The task =
Leaving out the pictures, transcribe all of the records faithfully.

Exercise input =
--- START ---
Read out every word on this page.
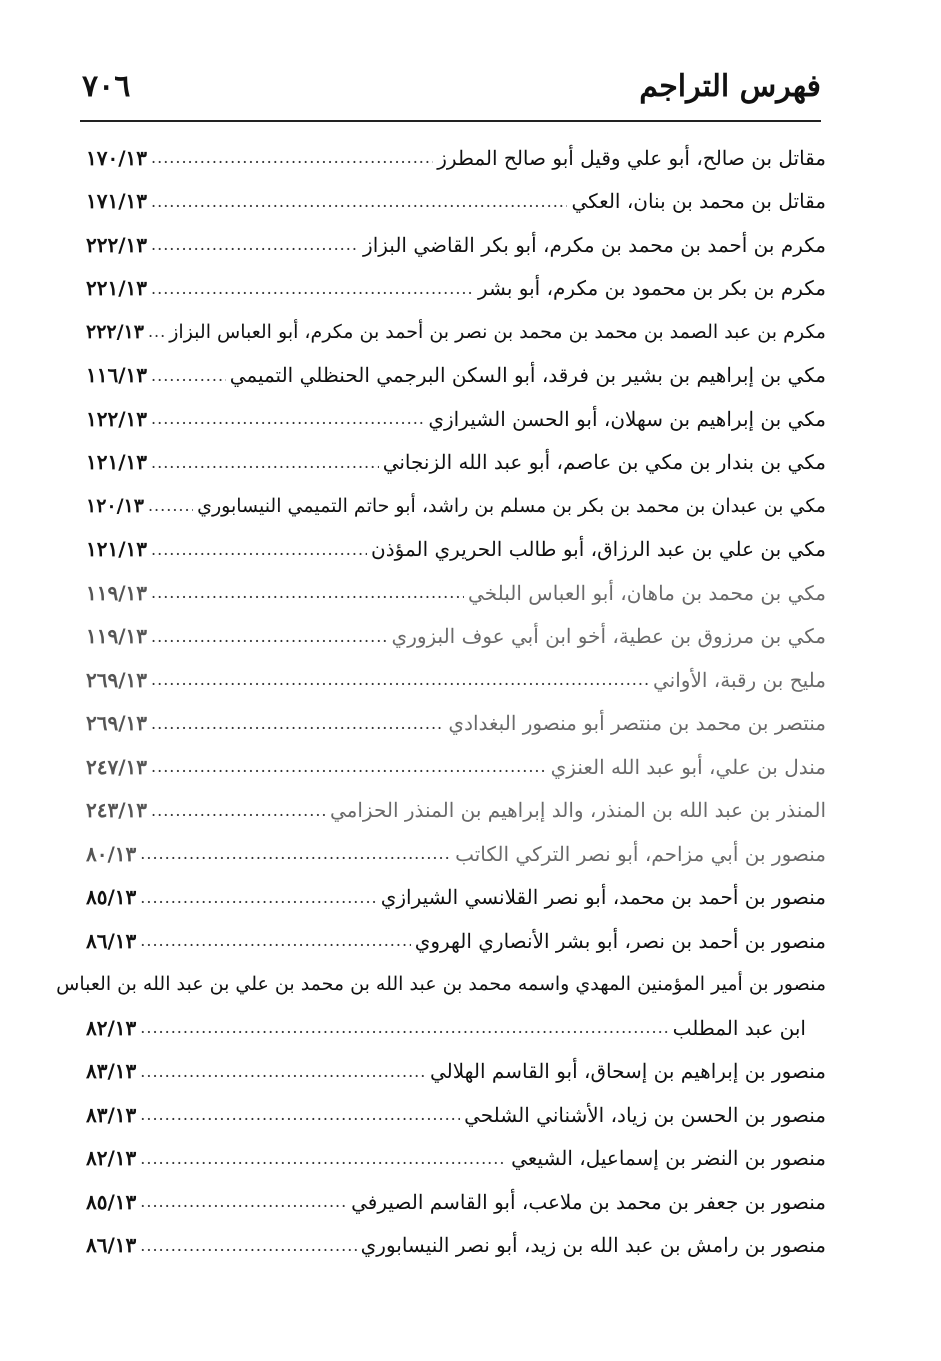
٧٠٦	فهرس التراجم
مقاتل بن صالح، أبو علي وقيل أبو صالح المطرز
.....
١٧٠/١٣
مقاتل بن محمد بن بنان، العكي
.....
١٧١/١٣
مكرم بن أحمد بن محمد بن مكرم، أبو بكر القاضي البزاز
.....
٢٢٢/١٣
مكرم بن بكر بن محمود بن مكرم، أبو بشر
.....
٢٢١/١٣
مكرم بن عبد الصمد بن محمد بن محمد بن نصر بن أحمد بن مكرم، أبو العباس البزاز
.....
٢٢٢/١٣
مكي بن إبراهيم بن بشير بن فرقد، أبو السكن البرجمي الحنظلي التميمي
.....
١١٦/١٣
مكي بن إبراهيم بن سهلان، أبو الحسن الشيرازي
.....
١٢٢/١٣
مكي بن بندار بن مكي بن عاصم، أبو عبد الله الزنجاني
.....
١٢١/١٣
مكي بن عبدان بن محمد بن بكر بن مسلم بن راشد، أبو حاتم التميمي النيسابوري
.....
١٢٠/١٣
مكي بن علي بن عبد الرزاق، أبو طالب الحريري المؤذن
.....
١٢١/١٣
مكي بن محمد بن ماهان، أبو العباس البلخي
.....
١١٩/١٣
مكي بن مرزوق بن عطية، أخو ابن أبي عوف البزوري
.....
١١٩/١٣
مليح بن رقبة، الأواني
.....
٢٦٩/١٣
منتصر بن محمد بن منتصر أبو منصور البغدادي
.....
٢٦٩/١٣
مندل بن علي، أبو عبد الله العنزي
.....
٢٤٧/١٣
المنذر بن عبد الله بن المنذر، والد إبراهيم بن المنذر الحزامي
.....
٢٤٣/١٣
منصور بن أبي مزاحم، أبو نصر التركي الكاتب
.....
٨٠/١٣
منصور بن أحمد بن محمد، أبو نصر القلانسي الشيرازي
.....
٨٥/١٣
منصور بن أحمد بن نصر، أبو بشر الأنصاري الهروي
.....
٨٦/١٣
منصور بن أمير المؤمنين المهدي واسمه محمد بن عبد الله بن محمد بن علي بن عبد الله بن العباس
ابن عبد المطلب
.....
٨٢/١٣
منصور بن إبراهيم بن إسحاق، أبو القاسم الهلالي
.....
٨٣/١٣
منصور بن الحسن بن زياد، الأشناني الشلحي
.....
٨٣/١٣
منصور بن النضر بن إسماعيل، الشيعي
.....
٨٢/١٣
منصور بن جعفر بن محمد بن ملاعب، أبو القاسم الصيرفي
.....
٨٥/١٣
منصور بن رامش بن عبد الله بن زيد، أبو نصر النيسابوري
.....
٨٦/١٣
--- END ---
The response =
Read out every word on this page.
٧٠٦	فهرس التراجم
مقاتل بن صالح، أبو علي وقيل أبو صالح المطرز
.....
١٧٠/١٣
مقاتل بن محمد بن بنان، العكي
.....
١٧١/١٣
مكرم بن أحمد بن محمد بن مكرم، أبو بكر القاضي البزاز
.....
٢٢٢/١٣
مكرم بن بكر بن محمود بن مكرم، أبو بشر
.....
٢٢١/١٣
مكرم بن عبد الصمد بن محمد بن محمد بن نصر بن أحمد بن مكرم، أبو العباس البزاز
.....
٢٢٢/١٣
مكي بن إبراهيم بن بشير بن فرقد، أبو السكن البرجمي الحنظلي التميمي
.....
١١٦/١٣
مكي بن إبراهيم بن سهلان، أبو الحسن الشيرازي
.....
١٢٢/١٣
مكي بن بندار بن مكي بن عاصم، أبو عبد الله الزنجاني
.....
١٢١/١٣
مكي بن عبدان بن محمد بن بكر بن مسلم بن راشد، أبو حاتم التميمي النيسابوري
.....
١٢٠/١٣
مكي بن علي بن عبد الرزاق، أبو طالب الحريري المؤذن
.....
١٢١/١٣
مكي بن محمد بن ماهان، أبو العباس البلخي
.....
١١٩/١٣
مكي بن مرزوق بن عطية، أخو ابن أبي عوف البزوري
.....
١١٩/١٣
مليح بن رقبة، الأواني
.....
٢٦٩/١٣
منتصر بن محمد بن منتصر أبو منصور البغدادي
.....
٢٦٩/١٣
مندل بن علي، أبو عبد الله العنزي
.....
٢٤٧/١٣
المنذر بن عبد الله بن المنذر، والد إبراهيم بن المنذر الحزامي
.....
٢٤٣/١٣
منصور بن أبي مزاحم، أبو نصر التركي الكاتب
.....
٨٠/١٣
منصور بن أحمد بن محمد، أبو نصر القلانسي الشيرازي
.....
٨٥/١٣
منصور بن أحمد بن نصر، أبو بشر الأنصاري الهروي
.....
٨٦/١٣
منصور بن أمير المؤمنين المهدي واسمه محمد بن عبد الله بن محمد بن علي بن عبد الله بن العباس
ابن عبد المطلب
.....
٨٢/١٣
منصور بن إبراهيم بن إسحاق، أبو القاسم الهلالي
.....
٨٣/١٣
منصور بن الحسن بن زياد، الأشناني الشلحي
.....
٨٣/١٣
منصور بن النضر بن إسماعيل، الشيعي
.....
٨٢/١٣
منصور بن جعفر بن محمد بن ملاعب، أبو القاسم الصيرفي
.....
٨٥/١٣
منصور بن رامش بن عبد الله بن زيد، أبو نصر النيسابوري
.....
٨٦/١٣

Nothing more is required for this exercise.